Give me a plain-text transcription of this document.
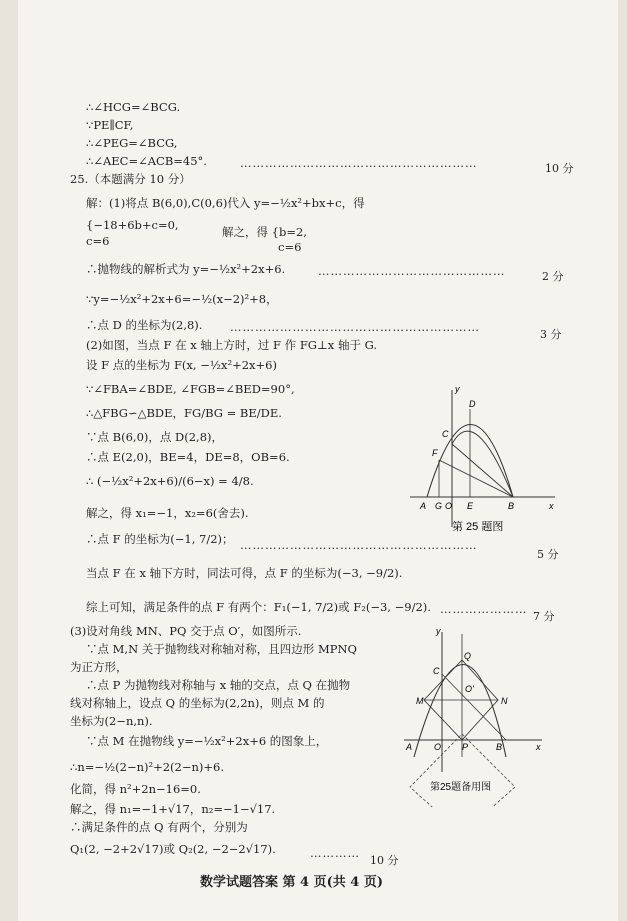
∴∠HCG=∠BCG.
∵PE∥CF,
∴∠PEG=∠BCG,
∴∠AEC=∠ACB=45°.	…………………………………………………	10 分
25.（本题满分 10 分）
解：(1)将点 B(6,0),C(0,6)代入 y=−½x²+bx+c，得
{−18+6b+c=0,	解之，得 {b=2,
c=6	c=6
∴抛物线的解析式为 y=−½x²+2x+6.	………………………………………	2 分
∵y=−½x²+2x+6=−½(x−2)²+8，
∴点 D 的坐标为(2,8). ……………………………………………………
3 分
(2)如图，当点 F 在 x 轴上方时，过 F 作 FG⊥x 轴于 G.
设 F 点的坐标为 F(x, −½x²+2x+6)
∵∠FBA=∠BDE, ∠FGB=∠BED=90°,
∴△FBG∽△BDE，FG/BG = BE/DE.
∵点 B(6,0)，点 D(2,8)，
∴点 E(2,0)，BE=4，DE=8，OB=6.
∴ (−½x²+2x+6)/(6−x) = 4/8.
解之，得 x₁=−1，x₂=6(舍去).
∴点 F 的坐标为(−1, 7/2)； …………………………………………………
5 分
当点 F 在 x 轴下方时，同法可得，点 F 的坐标为(−3, −9/2).
综上可知，满足条件的点 F 有两个：F₁(−1, 7/2)或 F₂(−3, −9/2). …………………
7 分
(3)设对角线 MN、PQ 交于点 O′，如图所示.
∵点 M,N 关于抛物线对称轴对称，且四边形 MPNQ
为正方形，
∴点 P 为抛物线对称轴与 x 轴的交点，点 Q 在抛物
线对称轴上，设点 Q 的坐标为(2,2n)，则点 M 的
坐标为(2−n,n).
∵点 M 在抛物线 y=−½x²+2x+6 的图象上，
∴n=−½(2−n)²+2(2−n)+6.
化简，得 n²+2n−16=0.
解之，得 n₁=−1+√17，n₂=−1−√17.
∴满足条件的点 Q 有两个，分别为
Q₁(2, −2+2√17)或 Q₂(2, −2−2√17).	…………
10 分
数学试题答案 第 4 页(共 4 页)
y
x
D
C
F
A G O E	B
第 25 题图
y
x
C
Q
M	N
O'
A O P	B
第25题备用图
● ● ● ● ● ● ●
▸ **Problem to work on**: Omit every picture, and otherwise quote the entries exactly.

▸ **Finished exercise**:
Give me a plain-text transcription of this document.
∴∠HCG=∠BCG.
∵PE∥CF,
∴∠PEG=∠BCG,
∴∠AEC=∠ACB=45°.	…………………………………………………	10 分
25.（本题满分 10 分）
解：(1)将点 B(6,0),C(0,6)代入 y=−½x²+bx+c，得
{−18+6b+c=0,	解之，得 {b=2,
c=6	c=6
∴抛物线的解析式为 y=−½x²+2x+6.	………………………………………	2 分
∵y=−½x²+2x+6=−½(x−2)²+8，
∴点 D 的坐标为(2,8). ……………………………………………………
3 分
(2)如图，当点 F 在 x 轴上方时，过 F 作 FG⊥x 轴于 G.
设 F 点的坐标为 F(x, −½x²+2x+6)
∵∠FBA=∠BDE, ∠FGB=∠BED=90°,
∴△FBG∽△BDE，FG/BG = BE/DE.
∵点 B(6,0)，点 D(2,8)，
∴点 E(2,0)，BE=4，DE=8，OB=6.
∴ (−½x²+2x+6)/(6−x) = 4/8.
解之，得 x₁=−1，x₂=6(舍去).
∴点 F 的坐标为(−1, 7/2)； …………………………………………………
5 分
当点 F 在 x 轴下方时，同法可得，点 F 的坐标为(−3, −9/2).
综上可知，满足条件的点 F 有两个：F₁(−1, 7/2)或 F₂(−3, −9/2). …………………
7 分
(3)设对角线 MN、PQ 交于点 O′，如图所示.
∵点 M,N 关于抛物线对称轴对称，且四边形 MPNQ
为正方形，
∴点 P 为抛物线对称轴与 x 轴的交点，点 Q 在抛物
线对称轴上，设点 Q 的坐标为(2,2n)，则点 M 的
坐标为(2−n,n).
∵点 M 在抛物线 y=−½x²+2x+6 的图象上，
∴n=−½(2−n)²+2(2−n)+6.
化简，得 n²+2n−16=0.
解之，得 n₁=−1+√17，n₂=−1−√17.
∴满足条件的点 Q 有两个，分别为
Q₁(2, −2+2√17)或 Q₂(2, −2−2√17).	…………
10 分
数学试题答案 第 4 页(共 4 页)
y
x
D
C
F
A G O E	B
第 25 题图
y
x
C
Q
M	N
O'
A O P	B
第25题备用图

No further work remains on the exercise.